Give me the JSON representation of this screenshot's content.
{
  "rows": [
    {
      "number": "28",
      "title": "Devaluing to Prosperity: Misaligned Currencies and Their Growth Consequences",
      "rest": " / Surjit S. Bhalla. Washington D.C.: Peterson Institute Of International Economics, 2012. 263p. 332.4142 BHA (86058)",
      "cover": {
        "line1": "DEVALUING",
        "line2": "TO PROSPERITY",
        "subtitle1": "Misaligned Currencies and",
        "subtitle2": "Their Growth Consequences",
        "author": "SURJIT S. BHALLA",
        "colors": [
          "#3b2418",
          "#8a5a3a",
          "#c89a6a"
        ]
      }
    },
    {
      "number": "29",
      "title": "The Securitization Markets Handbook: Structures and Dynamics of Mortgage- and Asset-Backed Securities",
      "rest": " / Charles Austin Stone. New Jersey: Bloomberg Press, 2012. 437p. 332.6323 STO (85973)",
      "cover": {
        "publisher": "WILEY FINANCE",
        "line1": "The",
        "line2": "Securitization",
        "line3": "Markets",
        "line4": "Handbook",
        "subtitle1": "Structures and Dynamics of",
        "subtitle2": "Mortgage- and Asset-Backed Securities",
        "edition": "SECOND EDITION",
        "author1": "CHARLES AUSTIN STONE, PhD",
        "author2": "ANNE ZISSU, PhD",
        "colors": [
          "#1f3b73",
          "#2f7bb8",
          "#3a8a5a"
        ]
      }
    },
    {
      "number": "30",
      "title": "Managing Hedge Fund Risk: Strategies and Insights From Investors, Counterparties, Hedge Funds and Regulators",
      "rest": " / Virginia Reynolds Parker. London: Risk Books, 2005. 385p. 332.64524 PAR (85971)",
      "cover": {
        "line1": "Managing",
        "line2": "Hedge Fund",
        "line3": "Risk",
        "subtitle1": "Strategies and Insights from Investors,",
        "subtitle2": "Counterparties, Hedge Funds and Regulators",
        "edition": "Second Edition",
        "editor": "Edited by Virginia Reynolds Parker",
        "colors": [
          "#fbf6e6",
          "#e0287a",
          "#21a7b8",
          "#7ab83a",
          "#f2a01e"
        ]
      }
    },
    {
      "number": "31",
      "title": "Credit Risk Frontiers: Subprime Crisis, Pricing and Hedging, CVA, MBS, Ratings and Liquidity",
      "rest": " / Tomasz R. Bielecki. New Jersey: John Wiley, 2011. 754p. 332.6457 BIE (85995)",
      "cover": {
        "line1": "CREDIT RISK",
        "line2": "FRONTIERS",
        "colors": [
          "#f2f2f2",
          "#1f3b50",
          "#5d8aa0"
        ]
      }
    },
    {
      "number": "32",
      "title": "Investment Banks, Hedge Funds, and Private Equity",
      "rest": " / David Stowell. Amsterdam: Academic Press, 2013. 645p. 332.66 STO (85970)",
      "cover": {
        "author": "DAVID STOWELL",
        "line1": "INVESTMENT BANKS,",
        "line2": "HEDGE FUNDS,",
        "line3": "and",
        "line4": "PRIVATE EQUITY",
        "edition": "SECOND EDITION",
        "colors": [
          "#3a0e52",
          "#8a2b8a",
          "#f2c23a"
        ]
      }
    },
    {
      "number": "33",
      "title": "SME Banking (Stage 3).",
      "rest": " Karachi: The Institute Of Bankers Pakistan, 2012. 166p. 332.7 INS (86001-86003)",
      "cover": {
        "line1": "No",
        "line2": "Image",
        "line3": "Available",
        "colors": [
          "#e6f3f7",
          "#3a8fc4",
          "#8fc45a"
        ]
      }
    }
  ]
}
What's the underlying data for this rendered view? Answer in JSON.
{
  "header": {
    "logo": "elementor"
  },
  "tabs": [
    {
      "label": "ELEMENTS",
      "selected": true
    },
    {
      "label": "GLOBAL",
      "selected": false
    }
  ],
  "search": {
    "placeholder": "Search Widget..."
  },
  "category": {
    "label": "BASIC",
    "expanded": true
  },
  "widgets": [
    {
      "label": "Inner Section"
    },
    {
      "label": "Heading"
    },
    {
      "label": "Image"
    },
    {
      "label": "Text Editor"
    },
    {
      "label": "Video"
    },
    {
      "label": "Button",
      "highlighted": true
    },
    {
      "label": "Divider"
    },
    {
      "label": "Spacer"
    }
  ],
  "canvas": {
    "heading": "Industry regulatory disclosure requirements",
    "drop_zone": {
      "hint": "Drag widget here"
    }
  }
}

***

Write down the full listing again, exactly.

Exercise answer:
Give me the JSON representation of this screenshot's content.
{
  "rows": [
    {
      "number": "28",
      "title": "Devaluing to Prosperity: Misaligned Currencies and Their Growth Consequences",
      "rest": " / Surjit S. Bhalla. Washington D.C.: Peterson Institute Of International Economics, 2012. 263p. 332.4142 BHA (86058)",
      "cover": {
        "line1": "DEVALUING",
        "line2": "TO PROSPERITY",
        "subtitle1": "Misaligned Currencies and",
        "subtitle2": "Their Growth Consequences",
        "author": "SURJIT S. BHALLA",
        "colors": [
          "#3b2418",
          "#8a5a3a",
          "#c89a6a"
        ]
      }
    },
    {
      "number": "29",
      "title": "The Securitization Markets Handbook: Structures and Dynamics of Mortgage- and Asset-Backed Securities",
      "rest": " / Charles Austin Stone. New Jersey: Bloomberg Press, 2012. 437p. 332.6323 STO (85973)",
      "cover": {
        "publisher": "WILEY FINANCE",
        "line1": "The",
        "line2": "Securitization",
        "line3": "Markets",
        "line4": "Handbook",
        "subtitle1": "Structures and Dynamics of",
        "subtitle2": "Mortgage- and Asset-Backed Securities",
        "edition": "SECOND EDITION",
        "author1": "CHARLES AUSTIN STONE, PhD",
        "author2": "ANNE ZISSU, PhD",
        "colors": [
          "#1f3b73",
          "#2f7bb8",
          "#3a8a5a"
        ]
      }
    },
    {
      "number": "30",
      "title": "Managing Hedge Fund Risk: Strategies and Insights From Investors, Counterparties, Hedge Funds and Regulators",
      "rest": " / Virginia Reynolds Parker. London: Risk Books, 2005. 385p. 332.64524 PAR (85971)",
      "cover": {
        "line1": "Managing",
        "line2": "Hedge Fund",
        "line3": "Risk",
        "subtitle1": "Strategies and Insights from Investors,",
        "subtitle2": "Counterparties, Hedge Funds and Regulators",
        "edition": "Second Edition",
        "editor": "Edited by Virginia Reynolds Parker",
        "colors": [
          "#fbf6e6",
          "#e0287a",
          "#21a7b8",
          "#7ab83a",
          "#f2a01e"
        ]
      }
    },
    {
      "number": "31",
      "title": "Credit Risk Frontiers: Subprime Crisis, Pricing and Hedging, CVA, MBS, Ratings and Liquidity",
      "rest": " / Tomasz R. Bielecki. New Jersey: John Wiley, 2011. 754p. 332.6457 BIE (85995)",
      "cover": {
        "line1": "CREDIT RISK",
        "line2": "FRONTIERS",
        "colors": [
          "#f2f2f2",
          "#1f3b50",
          "#5d8aa0"
        ]
      }
    },
    {
      "number": "32",
      "title": "Investment Banks, Hedge Funds, and Private Equity",
      "rest": " / David Stowell. Amsterdam: Academic Press, 2013. 645p. 332.66 STO (85970)",
      "cover": {
        "author": "DAVID STOWELL",
        "line1": "INVESTMENT BANKS,",
        "line2": "HEDGE FUNDS,",
        "line3": "and",
        "line4": "PRIVATE EQUITY",
        "edition": "SECOND EDITION",
        "colors": [
          "#3a0e52",
          "#8a2b8a",
          "#f2c23a"
        ]
      }
    },
    {
      "number": "33",
      "title": "SME Banking (Stage 3).",
      "rest": " Karachi: The Institute Of Bankers Pakistan, 2012. 166p. 332.7 INS (86001-86003)",
      "cover": {
        "line1": "No",
        "line2": "Image",
        "line3": "Available",
        "colors": [
          "#e6f3f7",
          "#3a8fc4",
          "#8fc45a"
        ]
      }
    }
  ]
}
What's the underlying data for this rendered view? Answer in JSON.
{
  "header": {
    "logo": "elementor"
  },
  "tabs": [
    {
      "label": "ELEMENTS",
      "selected": true
    },
    {
      "label": "GLOBAL",
      "selected": false
    }
  ],
  "search": {
    "placeholder": "Search Widget..."
  },
  "category": {
    "label": "BASIC",
    "expanded": true
  },
  "widgets": [
    {
      "label": "Inner Section"
    },
    {
      "label": "Heading"
    },
    {
      "label": "Image"
    },
    {
      "label": "Text Editor"
    },
    {
      "label": "Video"
    },
    {
      "label": "Button",
      "highlighted": true
    },
    {
      "label": "Divider"
    },
    {
      "label": "Spacer"
    }
  ],
  "canvas": {
    "heading": "Industry regulatory disclosure requirements",
    "drop_zone": {
      "hint": "Drag widget here"
    }
  }
}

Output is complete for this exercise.